# Directions for this task
Extract the complete listing and repeat it word for word.

Collected data entries:
▼

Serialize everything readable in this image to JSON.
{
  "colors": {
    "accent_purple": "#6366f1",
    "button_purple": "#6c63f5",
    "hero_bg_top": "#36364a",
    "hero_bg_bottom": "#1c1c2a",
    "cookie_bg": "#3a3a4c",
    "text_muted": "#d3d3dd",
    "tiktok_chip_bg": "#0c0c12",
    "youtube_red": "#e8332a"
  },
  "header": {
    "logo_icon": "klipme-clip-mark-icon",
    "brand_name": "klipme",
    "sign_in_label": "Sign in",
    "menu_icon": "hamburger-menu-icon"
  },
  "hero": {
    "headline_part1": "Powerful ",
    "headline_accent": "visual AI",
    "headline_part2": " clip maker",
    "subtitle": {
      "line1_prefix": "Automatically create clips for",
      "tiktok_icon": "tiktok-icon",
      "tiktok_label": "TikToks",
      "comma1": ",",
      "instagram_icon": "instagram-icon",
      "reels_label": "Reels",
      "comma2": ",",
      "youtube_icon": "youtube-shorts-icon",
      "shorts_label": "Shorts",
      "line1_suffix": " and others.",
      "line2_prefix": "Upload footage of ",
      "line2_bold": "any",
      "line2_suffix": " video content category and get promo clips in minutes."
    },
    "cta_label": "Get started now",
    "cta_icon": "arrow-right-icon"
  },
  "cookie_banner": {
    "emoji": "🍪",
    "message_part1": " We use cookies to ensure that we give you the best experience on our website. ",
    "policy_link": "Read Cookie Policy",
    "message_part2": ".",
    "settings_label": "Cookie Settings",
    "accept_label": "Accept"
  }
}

▲

# Result below
Serialize everything readable in this image to JSON.
{
  "colors": {
    "accent_purple": "#6366f1",
    "button_purple": "#6c63f5",
    "hero_bg_top": "#36364a",
    "hero_bg_bottom": "#1c1c2a",
    "cookie_bg": "#3a3a4c",
    "text_muted": "#d3d3dd",
    "tiktok_chip_bg": "#0c0c12",
    "youtube_red": "#e8332a"
  },
  "header": {
    "logo_icon": "klipme-clip-mark-icon",
    "brand_name": "klipme",
    "sign_in_label": "Sign in",
    "menu_icon": "hamburger-menu-icon"
  },
  "hero": {
    "headline_part1": "Powerful ",
    "headline_accent": "visual AI",
    "headline_part2": " clip maker",
    "subtitle": {
      "line1_prefix": "Automatically create clips for",
      "tiktok_icon": "tiktok-icon",
      "tiktok_label": "TikToks",
      "comma1": ",",
      "instagram_icon": "instagram-icon",
      "reels_label": "Reels",
      "comma2": ",",
      "youtube_icon": "youtube-shorts-icon",
      "shorts_label": "Shorts",
      "line1_suffix": " and others.",
      "line2_prefix": "Upload footage of ",
      "line2_bold": "any",
      "line2_suffix": " video content category and get promo clips in minutes."
    },
    "cta_label": "Get started now",
    "cta_icon": "arrow-right-icon"
  },
  "cookie_banner": {
    "emoji": "🍪",
    "message_part1": " We use cookies to ensure that we give you the best experience on our website. ",
    "policy_link": "Read Cookie Policy",
    "message_part2": ".",
    "settings_label": "Cookie Settings",
    "accept_label": "Accept"
  }
}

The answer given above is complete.